--- Start ---

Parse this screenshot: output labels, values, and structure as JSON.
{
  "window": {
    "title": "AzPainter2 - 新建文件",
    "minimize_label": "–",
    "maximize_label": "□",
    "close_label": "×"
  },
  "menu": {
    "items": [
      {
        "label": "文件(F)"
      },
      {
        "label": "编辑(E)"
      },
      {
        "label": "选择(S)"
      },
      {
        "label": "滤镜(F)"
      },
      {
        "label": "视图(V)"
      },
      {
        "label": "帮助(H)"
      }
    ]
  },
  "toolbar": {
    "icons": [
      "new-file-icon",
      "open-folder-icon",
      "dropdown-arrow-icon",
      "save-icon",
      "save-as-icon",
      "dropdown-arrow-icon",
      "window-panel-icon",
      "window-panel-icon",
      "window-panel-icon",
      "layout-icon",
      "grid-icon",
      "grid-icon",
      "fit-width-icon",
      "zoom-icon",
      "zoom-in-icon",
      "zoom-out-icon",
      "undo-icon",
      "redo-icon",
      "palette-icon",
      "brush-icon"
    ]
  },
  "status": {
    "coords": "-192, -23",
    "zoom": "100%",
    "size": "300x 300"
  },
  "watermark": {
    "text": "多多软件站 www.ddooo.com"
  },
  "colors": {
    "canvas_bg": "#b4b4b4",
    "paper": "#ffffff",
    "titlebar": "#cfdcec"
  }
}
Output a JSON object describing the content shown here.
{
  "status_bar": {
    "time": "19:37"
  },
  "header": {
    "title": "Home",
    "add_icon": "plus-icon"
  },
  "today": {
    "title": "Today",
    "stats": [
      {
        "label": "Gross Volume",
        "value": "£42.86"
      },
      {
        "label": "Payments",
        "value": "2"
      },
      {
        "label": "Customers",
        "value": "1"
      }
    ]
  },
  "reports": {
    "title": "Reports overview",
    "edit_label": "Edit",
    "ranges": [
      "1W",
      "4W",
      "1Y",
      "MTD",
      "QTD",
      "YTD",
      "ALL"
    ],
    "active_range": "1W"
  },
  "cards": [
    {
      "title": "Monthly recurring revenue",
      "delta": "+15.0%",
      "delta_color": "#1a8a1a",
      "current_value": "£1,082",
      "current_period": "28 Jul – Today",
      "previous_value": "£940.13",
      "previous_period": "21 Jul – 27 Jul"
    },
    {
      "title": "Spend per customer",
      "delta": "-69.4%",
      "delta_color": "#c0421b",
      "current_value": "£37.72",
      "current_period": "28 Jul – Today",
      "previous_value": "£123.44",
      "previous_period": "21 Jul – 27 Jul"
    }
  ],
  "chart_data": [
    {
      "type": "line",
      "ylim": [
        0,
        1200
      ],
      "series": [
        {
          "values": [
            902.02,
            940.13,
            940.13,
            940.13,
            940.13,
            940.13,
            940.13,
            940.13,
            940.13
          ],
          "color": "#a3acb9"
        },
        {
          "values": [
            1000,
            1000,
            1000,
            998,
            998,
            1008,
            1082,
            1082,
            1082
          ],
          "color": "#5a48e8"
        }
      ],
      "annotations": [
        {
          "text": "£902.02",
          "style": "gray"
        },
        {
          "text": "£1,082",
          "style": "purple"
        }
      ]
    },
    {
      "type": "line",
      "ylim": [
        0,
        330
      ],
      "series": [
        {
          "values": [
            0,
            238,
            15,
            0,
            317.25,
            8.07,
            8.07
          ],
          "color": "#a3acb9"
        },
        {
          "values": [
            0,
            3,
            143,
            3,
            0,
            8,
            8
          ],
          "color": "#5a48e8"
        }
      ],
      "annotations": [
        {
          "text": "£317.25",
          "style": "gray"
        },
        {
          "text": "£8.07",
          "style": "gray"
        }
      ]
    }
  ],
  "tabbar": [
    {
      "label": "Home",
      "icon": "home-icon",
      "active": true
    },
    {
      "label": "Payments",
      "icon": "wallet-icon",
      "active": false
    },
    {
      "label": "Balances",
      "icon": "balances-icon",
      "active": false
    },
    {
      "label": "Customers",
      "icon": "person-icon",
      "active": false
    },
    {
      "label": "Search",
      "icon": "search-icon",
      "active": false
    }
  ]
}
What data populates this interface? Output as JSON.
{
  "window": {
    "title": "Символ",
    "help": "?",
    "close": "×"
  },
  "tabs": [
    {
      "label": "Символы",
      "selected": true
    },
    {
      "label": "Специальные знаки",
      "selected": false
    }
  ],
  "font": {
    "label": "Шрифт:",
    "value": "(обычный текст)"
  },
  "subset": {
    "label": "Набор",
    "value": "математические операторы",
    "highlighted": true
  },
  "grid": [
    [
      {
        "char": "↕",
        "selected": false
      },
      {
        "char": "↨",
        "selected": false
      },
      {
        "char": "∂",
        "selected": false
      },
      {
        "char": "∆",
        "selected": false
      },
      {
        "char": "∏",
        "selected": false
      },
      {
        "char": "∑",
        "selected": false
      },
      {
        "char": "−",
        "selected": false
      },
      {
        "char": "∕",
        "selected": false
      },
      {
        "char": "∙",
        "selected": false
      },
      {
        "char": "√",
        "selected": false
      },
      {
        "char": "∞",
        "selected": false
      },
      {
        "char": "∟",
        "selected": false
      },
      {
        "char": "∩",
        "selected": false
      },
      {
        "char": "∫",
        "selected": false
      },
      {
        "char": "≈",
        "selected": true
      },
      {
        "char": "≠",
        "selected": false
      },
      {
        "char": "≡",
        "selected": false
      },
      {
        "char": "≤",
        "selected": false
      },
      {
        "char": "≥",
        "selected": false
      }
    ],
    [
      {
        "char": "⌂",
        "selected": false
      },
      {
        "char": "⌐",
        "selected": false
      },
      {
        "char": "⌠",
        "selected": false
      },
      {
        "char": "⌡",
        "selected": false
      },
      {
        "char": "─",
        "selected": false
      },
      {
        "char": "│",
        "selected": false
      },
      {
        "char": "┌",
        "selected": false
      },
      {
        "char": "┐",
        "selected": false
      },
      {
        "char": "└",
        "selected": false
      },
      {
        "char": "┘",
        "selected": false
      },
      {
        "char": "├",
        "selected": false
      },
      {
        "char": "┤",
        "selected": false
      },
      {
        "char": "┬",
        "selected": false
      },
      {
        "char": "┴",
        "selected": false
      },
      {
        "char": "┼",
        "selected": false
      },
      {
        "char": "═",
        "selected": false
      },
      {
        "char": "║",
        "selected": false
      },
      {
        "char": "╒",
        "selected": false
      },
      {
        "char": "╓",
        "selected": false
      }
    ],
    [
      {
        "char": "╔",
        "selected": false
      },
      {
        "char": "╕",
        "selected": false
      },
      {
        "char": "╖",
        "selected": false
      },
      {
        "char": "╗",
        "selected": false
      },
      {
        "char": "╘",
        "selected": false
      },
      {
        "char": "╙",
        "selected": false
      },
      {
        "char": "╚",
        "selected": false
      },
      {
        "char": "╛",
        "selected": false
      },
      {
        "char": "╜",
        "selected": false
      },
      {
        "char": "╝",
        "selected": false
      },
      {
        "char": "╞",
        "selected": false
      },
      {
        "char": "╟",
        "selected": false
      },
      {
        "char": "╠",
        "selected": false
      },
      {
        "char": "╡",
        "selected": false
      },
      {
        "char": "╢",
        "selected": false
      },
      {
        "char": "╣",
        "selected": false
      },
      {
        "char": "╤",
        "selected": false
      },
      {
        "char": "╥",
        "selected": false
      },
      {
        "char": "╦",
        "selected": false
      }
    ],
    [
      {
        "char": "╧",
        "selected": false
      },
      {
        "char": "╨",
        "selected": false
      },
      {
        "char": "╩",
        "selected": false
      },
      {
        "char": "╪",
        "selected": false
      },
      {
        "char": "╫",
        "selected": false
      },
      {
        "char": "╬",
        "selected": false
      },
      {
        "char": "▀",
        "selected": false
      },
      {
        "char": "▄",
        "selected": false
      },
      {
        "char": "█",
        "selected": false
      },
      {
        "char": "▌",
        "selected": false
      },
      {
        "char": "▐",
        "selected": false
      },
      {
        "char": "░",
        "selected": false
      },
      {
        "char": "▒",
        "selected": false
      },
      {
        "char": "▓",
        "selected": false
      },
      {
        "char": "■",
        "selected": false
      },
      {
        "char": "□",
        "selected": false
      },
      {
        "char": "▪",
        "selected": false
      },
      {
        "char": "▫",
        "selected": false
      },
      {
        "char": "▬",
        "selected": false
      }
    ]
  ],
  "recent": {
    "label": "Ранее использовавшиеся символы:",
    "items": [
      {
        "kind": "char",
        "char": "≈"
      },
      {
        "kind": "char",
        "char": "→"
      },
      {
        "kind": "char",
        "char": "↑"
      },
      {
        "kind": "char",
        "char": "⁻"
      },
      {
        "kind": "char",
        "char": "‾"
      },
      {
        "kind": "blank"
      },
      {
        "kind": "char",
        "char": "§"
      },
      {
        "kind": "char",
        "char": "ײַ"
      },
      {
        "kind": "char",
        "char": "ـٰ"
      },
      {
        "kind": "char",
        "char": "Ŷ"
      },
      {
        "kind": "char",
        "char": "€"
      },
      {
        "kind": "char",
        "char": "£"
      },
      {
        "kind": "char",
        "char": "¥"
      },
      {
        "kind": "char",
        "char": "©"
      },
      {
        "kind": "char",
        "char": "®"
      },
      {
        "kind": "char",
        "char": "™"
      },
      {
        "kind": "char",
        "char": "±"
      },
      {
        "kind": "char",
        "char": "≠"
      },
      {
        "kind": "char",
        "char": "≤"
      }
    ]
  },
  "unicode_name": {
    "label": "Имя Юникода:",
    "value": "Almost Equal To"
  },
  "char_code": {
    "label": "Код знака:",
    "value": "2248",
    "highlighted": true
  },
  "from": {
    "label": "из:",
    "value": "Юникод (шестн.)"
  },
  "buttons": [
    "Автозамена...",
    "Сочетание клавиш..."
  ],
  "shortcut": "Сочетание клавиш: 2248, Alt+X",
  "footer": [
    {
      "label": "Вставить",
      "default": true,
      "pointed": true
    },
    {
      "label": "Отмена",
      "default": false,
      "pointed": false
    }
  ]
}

--- End ---

Set problem: Return all lines with the word "клавиш" in them.

Response to the exercise:
    "Сочетание клавиш..."
  "shortcut": "Сочетание клавиш: 2248, Alt+X",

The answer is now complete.